(Problem details): Quote the listing below verbatim, reproducing everything from its first line down to and including the line containing "tile-xyz[interactable]: xy(z) [429,6,505,78]".

(Record excerpts):
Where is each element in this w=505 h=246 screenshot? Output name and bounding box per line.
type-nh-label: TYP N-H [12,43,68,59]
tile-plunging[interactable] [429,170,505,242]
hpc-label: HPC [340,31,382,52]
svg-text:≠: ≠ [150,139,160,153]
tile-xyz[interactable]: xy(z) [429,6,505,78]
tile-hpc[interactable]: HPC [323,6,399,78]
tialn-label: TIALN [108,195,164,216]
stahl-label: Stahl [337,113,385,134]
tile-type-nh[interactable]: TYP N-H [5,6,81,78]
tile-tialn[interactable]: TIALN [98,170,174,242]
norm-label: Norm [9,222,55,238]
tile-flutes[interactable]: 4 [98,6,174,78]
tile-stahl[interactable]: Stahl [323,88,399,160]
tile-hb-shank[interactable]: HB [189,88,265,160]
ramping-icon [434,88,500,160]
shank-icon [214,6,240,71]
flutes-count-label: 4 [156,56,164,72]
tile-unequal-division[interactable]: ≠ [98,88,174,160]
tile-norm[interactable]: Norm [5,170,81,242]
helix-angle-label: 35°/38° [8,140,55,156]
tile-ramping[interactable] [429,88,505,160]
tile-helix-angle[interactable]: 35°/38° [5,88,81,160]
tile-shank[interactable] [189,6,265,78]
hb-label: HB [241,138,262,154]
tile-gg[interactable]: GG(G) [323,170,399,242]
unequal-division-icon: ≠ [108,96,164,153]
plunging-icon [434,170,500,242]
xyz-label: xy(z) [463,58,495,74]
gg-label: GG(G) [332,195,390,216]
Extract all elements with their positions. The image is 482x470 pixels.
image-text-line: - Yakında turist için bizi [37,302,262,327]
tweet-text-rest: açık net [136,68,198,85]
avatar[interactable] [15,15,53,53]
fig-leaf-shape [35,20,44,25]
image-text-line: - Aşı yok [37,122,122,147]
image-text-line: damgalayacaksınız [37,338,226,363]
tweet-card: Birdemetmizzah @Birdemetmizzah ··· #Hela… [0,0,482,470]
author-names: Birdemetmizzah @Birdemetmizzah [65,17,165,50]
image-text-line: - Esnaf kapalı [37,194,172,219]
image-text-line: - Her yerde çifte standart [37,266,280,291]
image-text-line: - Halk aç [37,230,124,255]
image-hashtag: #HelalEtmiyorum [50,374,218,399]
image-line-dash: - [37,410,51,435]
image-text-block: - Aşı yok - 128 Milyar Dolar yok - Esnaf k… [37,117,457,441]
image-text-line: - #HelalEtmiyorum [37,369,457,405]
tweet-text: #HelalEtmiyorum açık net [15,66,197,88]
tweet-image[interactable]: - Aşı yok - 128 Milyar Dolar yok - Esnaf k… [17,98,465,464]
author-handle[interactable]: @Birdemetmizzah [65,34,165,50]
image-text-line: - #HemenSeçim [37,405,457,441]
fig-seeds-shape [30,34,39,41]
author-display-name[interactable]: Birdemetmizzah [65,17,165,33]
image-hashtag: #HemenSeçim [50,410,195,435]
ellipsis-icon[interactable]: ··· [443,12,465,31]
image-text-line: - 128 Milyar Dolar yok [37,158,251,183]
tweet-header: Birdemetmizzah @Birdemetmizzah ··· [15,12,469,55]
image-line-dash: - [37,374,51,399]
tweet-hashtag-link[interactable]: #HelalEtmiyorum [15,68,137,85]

(Complete answer):
Where is each element in this w=505 h=246 screenshot? Output name and bounding box per line.
type-nh-label: TYP N-H [12,43,68,59]
tile-plunging[interactable] [429,170,505,242]
hpc-label: HPC [340,31,382,52]
svg-text:≠: ≠ [150,139,160,153]
tile-xyz[interactable]: xy(z) [429,6,505,78]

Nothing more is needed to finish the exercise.